# PROBLEM TO WORK ON
Drop the pictures from the entries below, then reproduce the rest exactly.

# MATERIAL FOR THIS EXERCISE

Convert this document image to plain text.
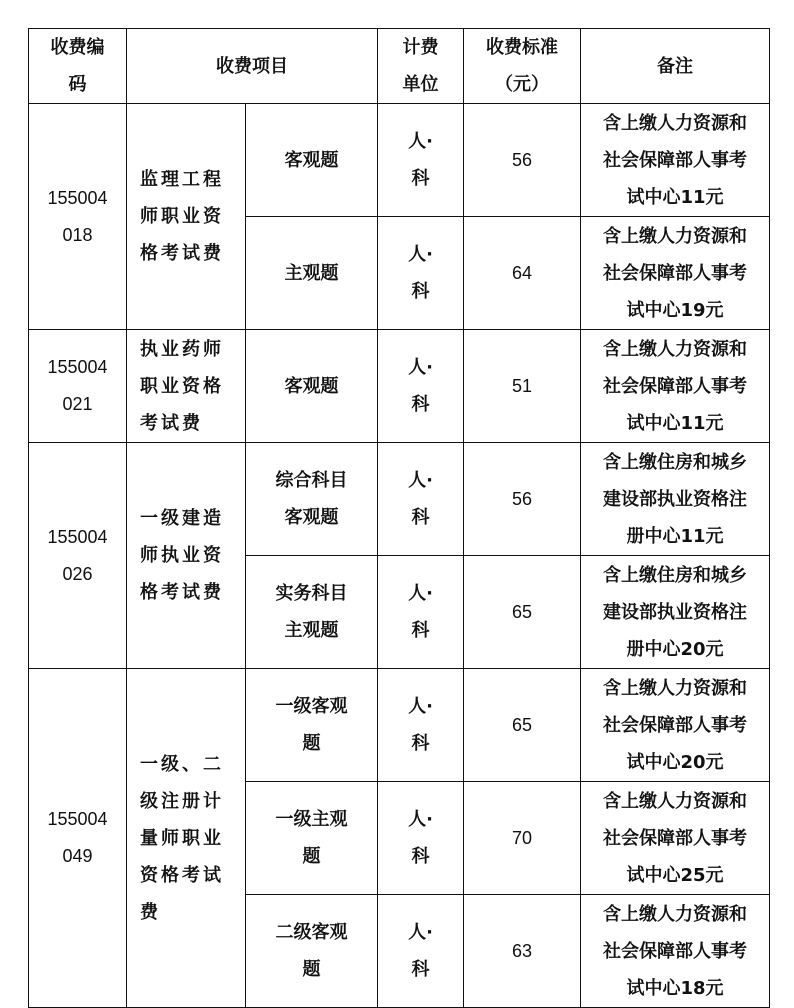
收费编码	收费项目		计费单位	收费标准（元）	备注
155004018	监理工程师职业资格考试费	客观题	人·科	56	含上缴人力资源和社会保障部人事考试中心11元
		主观题	人·科	64	含上缴人力资源和社会保障部人事考试中心19元
155004021	执业药师职业资格考试费	客观题	人·科	51	含上缴人力资源和社会保障部人事考试中心11元
155004026	一级建造师执业资格考试费	综合科目客观题	人·科	56	含上缴住房和城乡建设部执业资格注册中心11元
		实务科目主观题	人·科	65	含上缴住房和城乡建设部执业资格注册中心20元
155004049	一级、二级注册计量师职业资格考试费	一级客观题	人·科	65	含上缴人力资源和社会保障部人事考试中心20元
		一级主观题	人·科	70	含上缴人力资源和社会保障部人事考试中心25元
		二级客观题	人·科	63	含上缴人力资源和社会保障部人事考试中心18元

# RESULT BELOW
Convert this document image to plain text.
收费编码	收费项目		计费单位	收费标准（元）	备注
155004018	监理工程师职业资格考试费	客观题	人·科	56	含上缴人力资源和社会保障部人事考试中心11元
		主观题	人·科	64	含上缴人力资源和社会保障部人事考试中心19元
155004021	执业药师职业资格考试费	客观题	人·科	51	含上缴人力资源和社会保障部人事考试中心11元
155004026	一级建造师执业资格考试费	综合科目客观题	人·科	56	含上缴住房和城乡建设部执业资格注册中心11元
		实务科目主观题	人·科	65	含上缴住房和城乡建设部执业资格注册中心20元
155004049	一级、二级注册计量师职业资格考试费	一级客观题	人·科	65	含上缴人力资源和社会保障部人事考试中心20元
		一级主观题	人·科	70	含上缴人力资源和社会保障部人事考试中心25元
		二级客观题	人·科	63	含上缴人力资源和社会保障部人事考试中心18元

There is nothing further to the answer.